» **Do this**:
Print the listing in its entirety and exactly, leaving out images.

Records from a collection
..........

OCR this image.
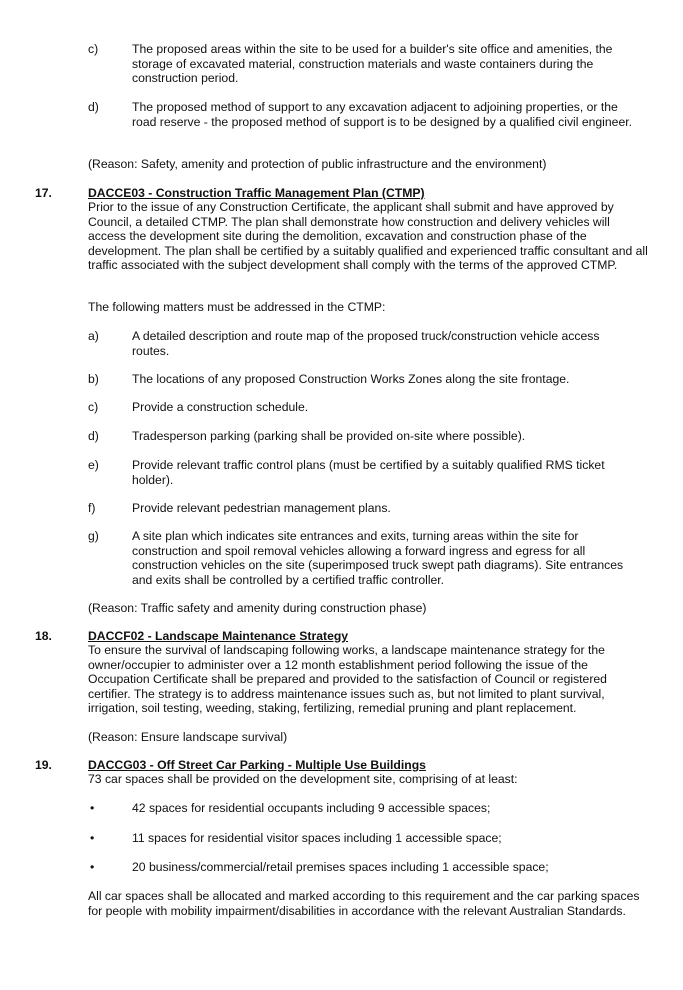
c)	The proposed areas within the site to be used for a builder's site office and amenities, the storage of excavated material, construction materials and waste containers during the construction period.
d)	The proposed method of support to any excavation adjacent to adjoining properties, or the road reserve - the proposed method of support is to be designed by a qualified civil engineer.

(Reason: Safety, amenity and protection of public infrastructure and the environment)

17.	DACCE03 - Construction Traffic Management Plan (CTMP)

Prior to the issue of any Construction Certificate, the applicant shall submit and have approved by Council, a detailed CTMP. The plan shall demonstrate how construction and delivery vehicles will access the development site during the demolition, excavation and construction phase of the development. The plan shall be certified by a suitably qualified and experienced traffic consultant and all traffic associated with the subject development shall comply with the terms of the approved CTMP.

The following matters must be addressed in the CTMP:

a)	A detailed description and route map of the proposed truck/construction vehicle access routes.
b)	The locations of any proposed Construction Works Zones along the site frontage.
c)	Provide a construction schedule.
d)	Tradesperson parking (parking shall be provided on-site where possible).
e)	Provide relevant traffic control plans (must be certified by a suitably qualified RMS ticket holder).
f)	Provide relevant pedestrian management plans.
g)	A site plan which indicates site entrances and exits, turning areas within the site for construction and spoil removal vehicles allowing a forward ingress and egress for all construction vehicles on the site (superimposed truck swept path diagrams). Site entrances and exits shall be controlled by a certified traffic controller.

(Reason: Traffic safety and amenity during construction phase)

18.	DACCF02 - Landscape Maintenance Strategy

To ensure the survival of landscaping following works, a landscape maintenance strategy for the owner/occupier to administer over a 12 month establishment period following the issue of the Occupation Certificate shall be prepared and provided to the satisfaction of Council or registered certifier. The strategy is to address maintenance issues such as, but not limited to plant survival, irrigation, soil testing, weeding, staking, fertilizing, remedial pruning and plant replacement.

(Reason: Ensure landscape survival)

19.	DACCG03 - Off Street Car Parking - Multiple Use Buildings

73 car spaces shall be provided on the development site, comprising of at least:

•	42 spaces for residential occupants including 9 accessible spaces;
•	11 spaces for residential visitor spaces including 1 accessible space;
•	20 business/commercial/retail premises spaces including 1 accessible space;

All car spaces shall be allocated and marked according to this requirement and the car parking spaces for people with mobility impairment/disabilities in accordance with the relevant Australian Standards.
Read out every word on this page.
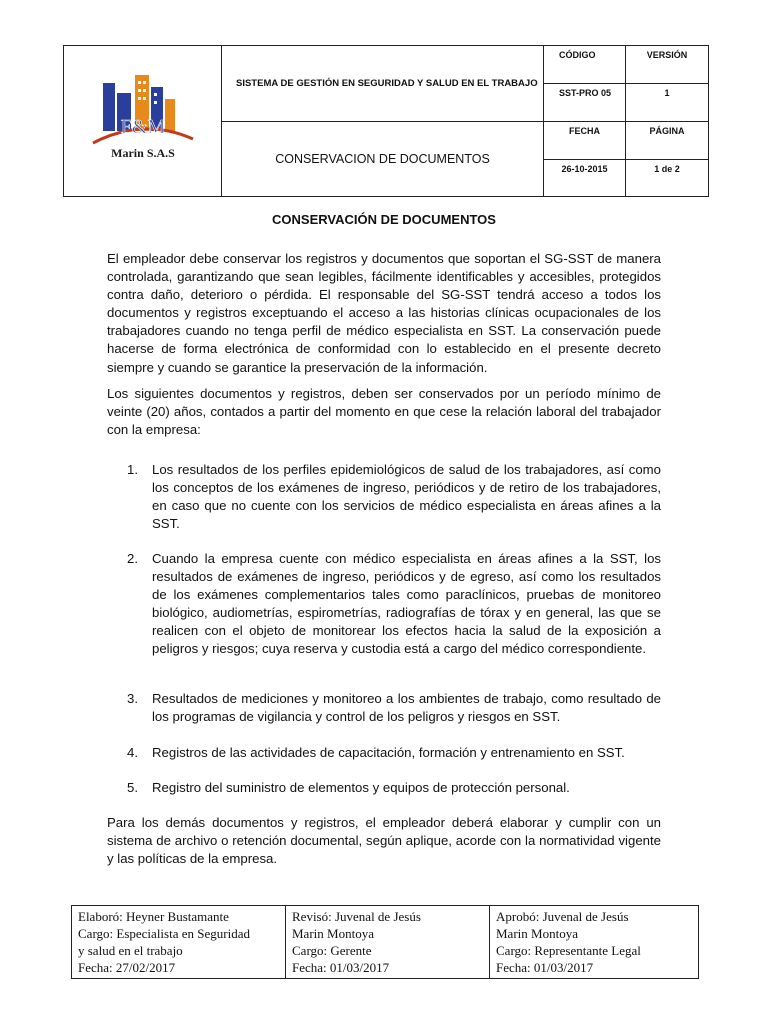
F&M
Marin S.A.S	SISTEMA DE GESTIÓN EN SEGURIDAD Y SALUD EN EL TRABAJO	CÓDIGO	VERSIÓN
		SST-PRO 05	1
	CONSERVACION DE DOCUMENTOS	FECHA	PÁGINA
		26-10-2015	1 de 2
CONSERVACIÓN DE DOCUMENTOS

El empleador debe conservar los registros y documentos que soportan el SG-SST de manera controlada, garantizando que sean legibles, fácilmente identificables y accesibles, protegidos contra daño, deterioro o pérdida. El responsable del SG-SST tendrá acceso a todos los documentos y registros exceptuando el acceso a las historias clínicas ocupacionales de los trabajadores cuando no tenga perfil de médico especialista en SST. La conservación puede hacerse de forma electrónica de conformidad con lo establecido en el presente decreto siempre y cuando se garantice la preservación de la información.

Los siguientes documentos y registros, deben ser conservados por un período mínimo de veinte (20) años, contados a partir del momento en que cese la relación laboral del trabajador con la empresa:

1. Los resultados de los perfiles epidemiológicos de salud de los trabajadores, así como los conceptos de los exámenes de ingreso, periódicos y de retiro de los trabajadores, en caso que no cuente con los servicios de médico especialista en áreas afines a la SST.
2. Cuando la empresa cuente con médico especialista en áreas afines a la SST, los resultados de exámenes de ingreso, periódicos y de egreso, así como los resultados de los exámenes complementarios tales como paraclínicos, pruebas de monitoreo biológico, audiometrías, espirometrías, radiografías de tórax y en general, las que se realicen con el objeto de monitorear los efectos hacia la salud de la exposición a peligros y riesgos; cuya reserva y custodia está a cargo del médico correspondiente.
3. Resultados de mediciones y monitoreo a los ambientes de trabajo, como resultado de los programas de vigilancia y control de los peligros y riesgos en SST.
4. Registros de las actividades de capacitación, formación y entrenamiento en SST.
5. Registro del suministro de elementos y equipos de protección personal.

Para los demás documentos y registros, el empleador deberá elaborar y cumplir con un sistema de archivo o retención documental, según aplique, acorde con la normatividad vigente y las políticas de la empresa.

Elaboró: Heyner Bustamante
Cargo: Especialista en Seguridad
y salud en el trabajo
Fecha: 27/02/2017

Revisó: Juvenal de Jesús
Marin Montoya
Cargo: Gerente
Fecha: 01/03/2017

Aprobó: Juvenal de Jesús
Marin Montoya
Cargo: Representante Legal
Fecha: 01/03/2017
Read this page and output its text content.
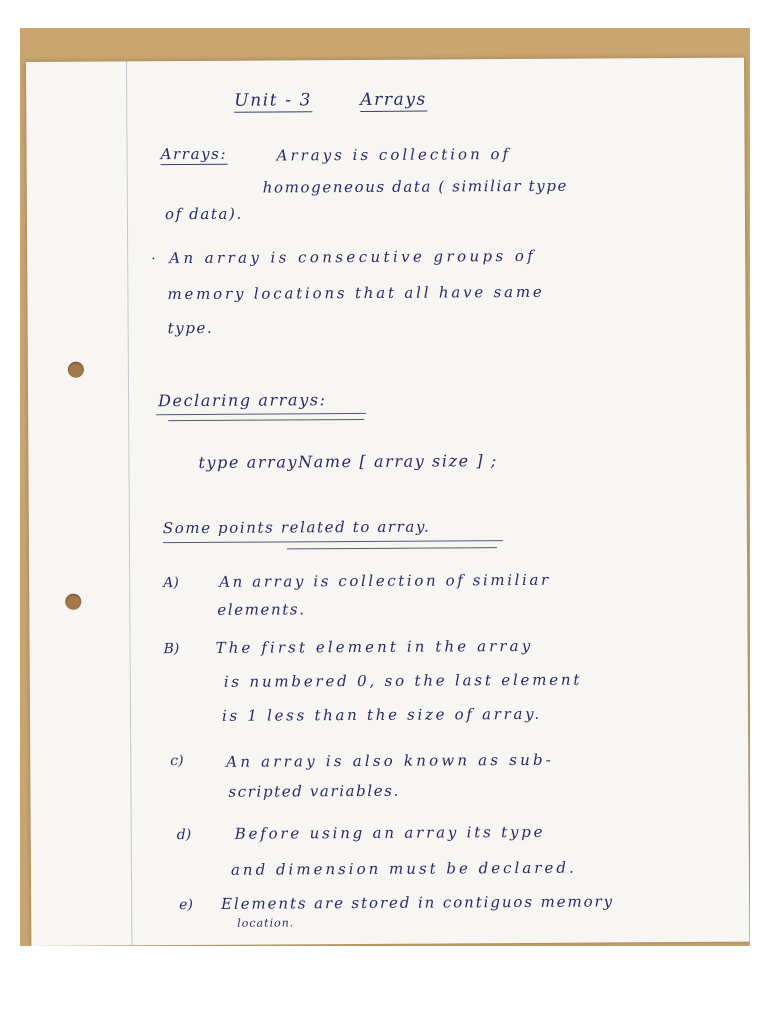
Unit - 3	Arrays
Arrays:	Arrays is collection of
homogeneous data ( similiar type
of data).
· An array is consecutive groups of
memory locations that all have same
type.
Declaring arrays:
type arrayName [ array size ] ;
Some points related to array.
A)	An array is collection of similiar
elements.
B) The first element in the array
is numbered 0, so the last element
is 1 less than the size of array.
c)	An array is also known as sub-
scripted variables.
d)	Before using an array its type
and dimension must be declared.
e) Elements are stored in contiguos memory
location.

..........

» **Response for this exercise**:
OCR this image.
c)	The proposed areas within the site to be used for a builder's site office and amenities, the storage of excavated material, construction materials and waste containers during the construction period.
d)	The proposed method of support to any excavation adjacent to adjoining properties, or the road reserve - the proposed method of support is to be designed by a qualified civil engineer.

(Reason: Safety, amenity and protection of public infrastructure and the environment)

17.	DACCE03 - Construction Traffic Management Plan (CTMP)

Prior to the issue of any Construction Certificate, the applicant shall submit and have approved by Council, a detailed CTMP. The plan shall demonstrate how construction and delivery vehicles will access the development site during the demolition, excavation and construction phase of the development. The plan shall be certified by a suitably qualified and experienced traffic consultant and all traffic associated with the subject development shall comply with the terms of the approved CTMP.

The following matters must be addressed in the CTMP:

a)	A detailed description and route map of the proposed truck/construction vehicle access routes.
b)	The locations of any proposed Construction Works Zones along the site frontage.
c)	Provide a construction schedule.
d)	Tradesperson parking (parking shall be provided on-site where possible).
e)	Provide relevant traffic control plans (must be certified by a suitably qualified RMS ticket holder).
f)	Provide relevant pedestrian management plans.
g)	A site plan which indicates site entrances and exits, turning areas within the site for construction and spoil removal vehicles allowing a forward ingress and egress for all construction vehicles on the site (superimposed truck swept path diagrams). Site entrances and exits shall be controlled by a certified traffic controller.

(Reason: Traffic safety and amenity during construction phase)

18.	DACCF02 - Landscape Maintenance Strategy

To ensure the survival of landscaping following works, a landscape maintenance strategy for the owner/occupier to administer over a 12 month establishment period following the issue of the Occupation Certificate shall be prepared and provided to the satisfaction of Council or registered certifier. The strategy is to address maintenance issues such as, but not limited to plant survival, irrigation, soil testing, weeding, staking, fertilizing, remedial pruning and plant replacement.

(Reason: Ensure landscape survival)

19.	DACCG03 - Off Street Car Parking - Multiple Use Buildings

73 car spaces shall be provided on the development site, comprising of at least:

•	42 spaces for residential occupants including 9 accessible spaces;
•	11 spaces for residential visitor spaces including 1 accessible space;
•	20 business/commercial/retail premises spaces including 1 accessible space;

All car spaces shall be allocated and marked according to this requirement and the car parking spaces for people with mobility impairment/disabilities in accordance with the relevant Australian Standards.
Read out every word on this page.
F&M
Marin S.A.S	SISTEMA DE GESTIÓN EN SEGURIDAD Y SALUD EN EL TRABAJO	CÓDIGO	VERSIÓN
		SST-PRO 05	1
	CONSERVACION DE DOCUMENTOS	FECHA	PÁGINA
		26-10-2015	1 de 2
CONSERVACIÓN DE DOCUMENTOS

El empleador debe conservar los registros y documentos que soportan el SG-SST de manera controlada, garantizando que sean legibles, fácilmente identificables y accesibles, protegidos contra daño, deterioro o pérdida. El responsable del SG-SST tendrá acceso a todos los documentos y registros exceptuando el acceso a las historias clínicas ocupacionales de los trabajadores cuando no tenga perfil de médico especialista en SST. La conservación puede hacerse de forma electrónica de conformidad con lo establecido en el presente decreto siempre y cuando se garantice la preservación de la información.

Los siguientes documentos y registros, deben ser conservados por un período mínimo de veinte (20) años, contados a partir del momento en que cese la relación laboral del trabajador con la empresa:

1. Los resultados de los perfiles epidemiológicos de salud de los trabajadores, así como los conceptos de los exámenes de ingreso, periódicos y de retiro de los trabajadores, en caso que no cuente con los servicios de médico especialista en áreas afines a la SST.
2. Cuando la empresa cuente con médico especialista en áreas afines a la SST, los resultados de exámenes de ingreso, periódicos y de egreso, así como los resultados de los exámenes complementarios tales como paraclínicos, pruebas de monitoreo biológico, audiometrías, espirometrías, radiografías de tórax y en general, las que se realicen con el objeto de monitorear los efectos hacia la salud de la exposición a peligros y riesgos; cuya reserva y custodia está a cargo del médico correspondiente.
3. Resultados de mediciones y monitoreo a los ambientes de trabajo, como resultado de los programas de vigilancia y control de los peligros y riesgos en SST.
4. Registros de las actividades de capacitación, formación y entrenamiento en SST.
5. Registro del suministro de elementos y equipos de protección personal.

Para los demás documentos y registros, el empleador deberá elaborar y cumplir con un sistema de archivo o retención documental, según aplique, acorde con la normatividad vigente y las políticas de la empresa.

Elaboró: Heyner Bustamante
Cargo: Especialista en Seguridad
y salud en el trabajo
Fecha: 27/02/2017

Revisó: Juvenal de Jesús
Marin Montoya
Cargo: Gerente
Fecha: 01/03/2017

Aprobó: Juvenal de Jesús
Marin Montoya
Cargo: Representante Legal
Fecha: 01/03/2017
Read this page and output its text content.
Unit - 3	Arrays
Arrays:	Arrays is collection of
homogeneous data ( similiar type
of data).
· An array is consecutive groups of
memory locations that all have same
type.
Declaring arrays:
type arrayName [ array size ] ;
Some points related to array.
A)	An array is collection of similiar
elements.
B) The first element in the array
is numbered 0, so the last element
is 1 less than the size of array.
c)	An array is also known as sub-
scripted variables.
d)	Before using an array its type
and dimension must be declared.
e) Elements are stored in contiguos memory
location.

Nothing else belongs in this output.